## To do:
The data must be written out once more, precisely as given.
━━ Provided data ━━
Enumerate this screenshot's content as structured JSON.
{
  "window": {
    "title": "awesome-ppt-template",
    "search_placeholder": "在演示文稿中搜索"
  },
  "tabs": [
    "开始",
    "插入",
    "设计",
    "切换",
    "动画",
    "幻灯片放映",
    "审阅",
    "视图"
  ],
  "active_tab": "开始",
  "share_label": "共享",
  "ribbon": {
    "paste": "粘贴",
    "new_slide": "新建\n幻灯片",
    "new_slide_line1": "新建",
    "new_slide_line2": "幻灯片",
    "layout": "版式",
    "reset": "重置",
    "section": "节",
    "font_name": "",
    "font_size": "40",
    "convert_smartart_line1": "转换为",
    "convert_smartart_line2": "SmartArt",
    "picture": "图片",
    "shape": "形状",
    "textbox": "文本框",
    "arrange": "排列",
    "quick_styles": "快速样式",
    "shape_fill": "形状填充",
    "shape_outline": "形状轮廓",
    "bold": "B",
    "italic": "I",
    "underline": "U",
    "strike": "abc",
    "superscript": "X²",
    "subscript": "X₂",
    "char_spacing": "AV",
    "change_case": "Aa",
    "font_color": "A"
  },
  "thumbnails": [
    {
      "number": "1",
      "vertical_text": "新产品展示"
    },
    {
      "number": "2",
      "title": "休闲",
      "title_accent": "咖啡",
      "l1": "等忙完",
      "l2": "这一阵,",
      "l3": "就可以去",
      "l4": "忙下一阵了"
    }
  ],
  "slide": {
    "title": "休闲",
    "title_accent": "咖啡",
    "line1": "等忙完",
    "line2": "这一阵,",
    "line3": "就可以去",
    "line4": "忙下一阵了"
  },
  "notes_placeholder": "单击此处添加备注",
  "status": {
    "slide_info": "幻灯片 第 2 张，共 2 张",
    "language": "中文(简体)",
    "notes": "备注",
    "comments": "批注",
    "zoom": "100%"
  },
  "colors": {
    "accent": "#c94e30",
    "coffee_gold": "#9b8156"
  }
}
━━━
## Reply to the exercise:
Enumerate this screenshot's content as structured JSON.
{
  "window": {
    "title": "awesome-ppt-template",
    "search_placeholder": "在演示文稿中搜索"
  },
  "tabs": [
    "开始",
    "插入",
    "设计",
    "切换",
    "动画",
    "幻灯片放映",
    "审阅",
    "视图"
  ],
  "active_tab": "开始",
  "share_label": "共享",
  "ribbon": {
    "paste": "粘贴",
    "new_slide": "新建\n幻灯片",
    "new_slide_line1": "新建",
    "new_slide_line2": "幻灯片",
    "layout": "版式",
    "reset": "重置",
    "section": "节",
    "font_name": "",
    "font_size": "40",
    "convert_smartart_line1": "转换为",
    "convert_smartart_line2": "SmartArt",
    "picture": "图片",
    "shape": "形状",
    "textbox": "文本框",
    "arrange": "排列",
    "quick_styles": "快速样式",
    "shape_fill": "形状填充",
    "shape_outline": "形状轮廓",
    "bold": "B",
    "italic": "I",
    "underline": "U",
    "strike": "abc",
    "superscript": "X²",
    "subscript": "X₂",
    "char_spacing": "AV",
    "change_case": "Aa",
    "font_color": "A"
  },
  "thumbnails": [
    {
      "number": "1",
      "vertical_text": "新产品展示"
    },
    {
      "number": "2",
      "title": "休闲",
      "title_accent": "咖啡",
      "l1": "等忙完",
      "l2": "这一阵,",
      "l3": "就可以去",
      "l4": "忙下一阵了"
    }
  ],
  "slide": {
    "title": "休闲",
    "title_accent": "咖啡",
    "line1": "等忙完",
    "line2": "这一阵,",
    "line3": "就可以去",
    "line4": "忙下一阵了"
  },
  "notes_placeholder": "单击此处添加备注",
  "status": {
    "slide_info": "幻灯片 第 2 张，共 2 张",
    "language": "中文(简体)",
    "notes": "备注",
    "comments": "批注",
    "zoom": "100%"
  },
  "colors": {
    "accent": "#c94e30",
    "coffee_gold": "#9b8156"
  }
}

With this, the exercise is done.